_Task description_
All of the data below must be repeated exactly.

_Material_
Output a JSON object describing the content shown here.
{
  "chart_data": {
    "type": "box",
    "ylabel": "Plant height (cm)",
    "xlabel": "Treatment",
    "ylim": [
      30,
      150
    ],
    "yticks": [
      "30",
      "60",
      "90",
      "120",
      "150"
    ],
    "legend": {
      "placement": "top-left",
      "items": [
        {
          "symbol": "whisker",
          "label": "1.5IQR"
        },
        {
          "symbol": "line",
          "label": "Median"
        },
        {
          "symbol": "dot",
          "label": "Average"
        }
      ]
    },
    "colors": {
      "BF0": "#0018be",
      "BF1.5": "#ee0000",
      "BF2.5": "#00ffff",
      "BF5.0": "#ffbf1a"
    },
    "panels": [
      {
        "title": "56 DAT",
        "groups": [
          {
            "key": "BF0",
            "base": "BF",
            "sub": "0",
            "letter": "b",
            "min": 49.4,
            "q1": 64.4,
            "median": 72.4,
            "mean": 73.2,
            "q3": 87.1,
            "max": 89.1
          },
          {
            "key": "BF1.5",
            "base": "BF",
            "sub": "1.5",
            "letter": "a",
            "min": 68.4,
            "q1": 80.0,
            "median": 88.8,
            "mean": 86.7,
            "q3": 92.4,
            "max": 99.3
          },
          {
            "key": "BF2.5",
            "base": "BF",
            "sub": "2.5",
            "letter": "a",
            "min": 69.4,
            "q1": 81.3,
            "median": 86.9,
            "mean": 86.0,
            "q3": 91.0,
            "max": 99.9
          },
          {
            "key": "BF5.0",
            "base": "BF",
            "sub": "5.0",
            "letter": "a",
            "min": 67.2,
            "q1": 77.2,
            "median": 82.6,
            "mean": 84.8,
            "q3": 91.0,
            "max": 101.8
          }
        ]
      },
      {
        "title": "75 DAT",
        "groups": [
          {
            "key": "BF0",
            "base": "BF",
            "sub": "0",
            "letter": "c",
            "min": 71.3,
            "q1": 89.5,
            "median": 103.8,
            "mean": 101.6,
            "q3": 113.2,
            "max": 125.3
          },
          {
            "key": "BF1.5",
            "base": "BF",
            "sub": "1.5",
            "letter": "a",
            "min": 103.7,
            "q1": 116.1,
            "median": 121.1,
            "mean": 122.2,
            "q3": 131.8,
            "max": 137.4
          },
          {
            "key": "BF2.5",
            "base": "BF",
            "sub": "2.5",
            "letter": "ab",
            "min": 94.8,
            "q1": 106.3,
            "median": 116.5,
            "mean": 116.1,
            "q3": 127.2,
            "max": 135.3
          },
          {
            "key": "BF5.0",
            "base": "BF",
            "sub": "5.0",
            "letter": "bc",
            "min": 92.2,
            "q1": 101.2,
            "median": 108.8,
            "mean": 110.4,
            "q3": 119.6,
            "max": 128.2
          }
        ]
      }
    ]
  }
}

_Answer to this exercise_
Output a JSON object describing the content shown here.
{
  "chart_data": {
    "type": "box",
    "ylabel": "Plant height (cm)",
    "xlabel": "Treatment",
    "ylim": [
      30,
      150
    ],
    "yticks": [
      "30",
      "60",
      "90",
      "120",
      "150"
    ],
    "legend": {
      "placement": "top-left",
      "items": [
        {
          "symbol": "whisker",
          "label": "1.5IQR"
        },
        {
          "symbol": "line",
          "label": "Median"
        },
        {
          "symbol": "dot",
          "label": "Average"
        }
      ]
    },
    "colors": {
      "BF0": "#0018be",
      "BF1.5": "#ee0000",
      "BF2.5": "#00ffff",
      "BF5.0": "#ffbf1a"
    },
    "panels": [
      {
        "title": "56 DAT",
        "groups": [
          {
            "key": "BF0",
            "base": "BF",
            "sub": "0",
            "letter": "b",
            "min": 49.4,
            "q1": 64.4,
            "median": 72.4,
            "mean": 73.2,
            "q3": 87.1,
            "max": 89.1
          },
          {
            "key": "BF1.5",
            "base": "BF",
            "sub": "1.5",
            "letter": "a",
            "min": 68.4,
            "q1": 80.0,
            "median": 88.8,
            "mean": 86.7,
            "q3": 92.4,
            "max": 99.3
          },
          {
            "key": "BF2.5",
            "base": "BF",
            "sub": "2.5",
            "letter": "a",
            "min": 69.4,
            "q1": 81.3,
            "median": 86.9,
            "mean": 86.0,
            "q3": 91.0,
            "max": 99.9
          },
          {
            "key": "BF5.0",
            "base": "BF",
            "sub": "5.0",
            "letter": "a",
            "min": 67.2,
            "q1": 77.2,
            "median": 82.6,
            "mean": 84.8,
            "q3": 91.0,
            "max": 101.8
          }
        ]
      },
      {
        "title": "75 DAT",
        "groups": [
          {
            "key": "BF0",
            "base": "BF",
            "sub": "0",
            "letter": "c",
            "min": 71.3,
            "q1": 89.5,
            "median": 103.8,
            "mean": 101.6,
            "q3": 113.2,
            "max": 125.3
          },
          {
            "key": "BF1.5",
            "base": "BF",
            "sub": "1.5",
            "letter": "a",
            "min": 103.7,
            "q1": 116.1,
            "median": 121.1,
            "mean": 122.2,
            "q3": 131.8,
            "max": 137.4
          },
          {
            "key": "BF2.5",
            "base": "BF",
            "sub": "2.5",
            "letter": "ab",
            "min": 94.8,
            "q1": 106.3,
            "median": 116.5,
            "mean": 116.1,
            "q3": 127.2,
            "max": 135.3
          },
          {
            "key": "BF5.0",
            "base": "BF",
            "sub": "5.0",
            "letter": "bc",
            "min": 92.2,
            "q1": 101.2,
            "median": 108.8,
            "mean": 110.4,
            "q3": 119.6,
            "max": 128.2
          }
        ]
      }
    ]
  }
}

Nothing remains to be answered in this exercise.